__Available data__:
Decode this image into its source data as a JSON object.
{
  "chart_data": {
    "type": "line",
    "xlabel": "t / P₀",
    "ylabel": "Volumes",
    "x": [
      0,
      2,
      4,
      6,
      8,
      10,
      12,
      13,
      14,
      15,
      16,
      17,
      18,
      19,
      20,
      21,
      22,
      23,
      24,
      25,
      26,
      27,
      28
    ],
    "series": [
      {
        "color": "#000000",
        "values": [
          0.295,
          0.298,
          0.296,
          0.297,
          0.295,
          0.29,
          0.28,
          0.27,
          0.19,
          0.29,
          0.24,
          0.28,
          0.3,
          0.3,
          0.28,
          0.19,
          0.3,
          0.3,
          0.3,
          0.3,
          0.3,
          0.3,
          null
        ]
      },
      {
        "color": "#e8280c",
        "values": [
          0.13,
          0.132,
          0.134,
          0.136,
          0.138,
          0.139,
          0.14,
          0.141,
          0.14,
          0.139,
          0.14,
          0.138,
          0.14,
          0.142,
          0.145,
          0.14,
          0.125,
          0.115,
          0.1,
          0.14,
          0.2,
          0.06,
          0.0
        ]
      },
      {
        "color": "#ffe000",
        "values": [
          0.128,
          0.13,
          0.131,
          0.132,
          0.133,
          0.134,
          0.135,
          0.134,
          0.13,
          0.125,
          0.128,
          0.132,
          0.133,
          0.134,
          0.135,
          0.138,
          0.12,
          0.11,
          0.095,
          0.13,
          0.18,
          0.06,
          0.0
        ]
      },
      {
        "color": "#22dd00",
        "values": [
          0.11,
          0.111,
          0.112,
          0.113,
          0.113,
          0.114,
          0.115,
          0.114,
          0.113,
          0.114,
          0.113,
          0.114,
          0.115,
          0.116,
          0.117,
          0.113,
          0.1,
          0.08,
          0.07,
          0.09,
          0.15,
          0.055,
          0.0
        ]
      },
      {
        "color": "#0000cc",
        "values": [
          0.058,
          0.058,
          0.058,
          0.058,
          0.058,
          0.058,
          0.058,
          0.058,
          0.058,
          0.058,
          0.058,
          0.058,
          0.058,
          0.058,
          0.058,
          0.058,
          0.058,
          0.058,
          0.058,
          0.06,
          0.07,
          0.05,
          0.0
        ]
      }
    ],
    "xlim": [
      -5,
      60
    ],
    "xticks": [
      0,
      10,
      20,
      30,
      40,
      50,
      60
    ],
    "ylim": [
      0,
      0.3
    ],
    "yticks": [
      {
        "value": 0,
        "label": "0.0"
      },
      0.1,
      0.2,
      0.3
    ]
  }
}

__Stated problem__:
Tally the lines holding the string "color" and give only the count.

__Task answer__:
5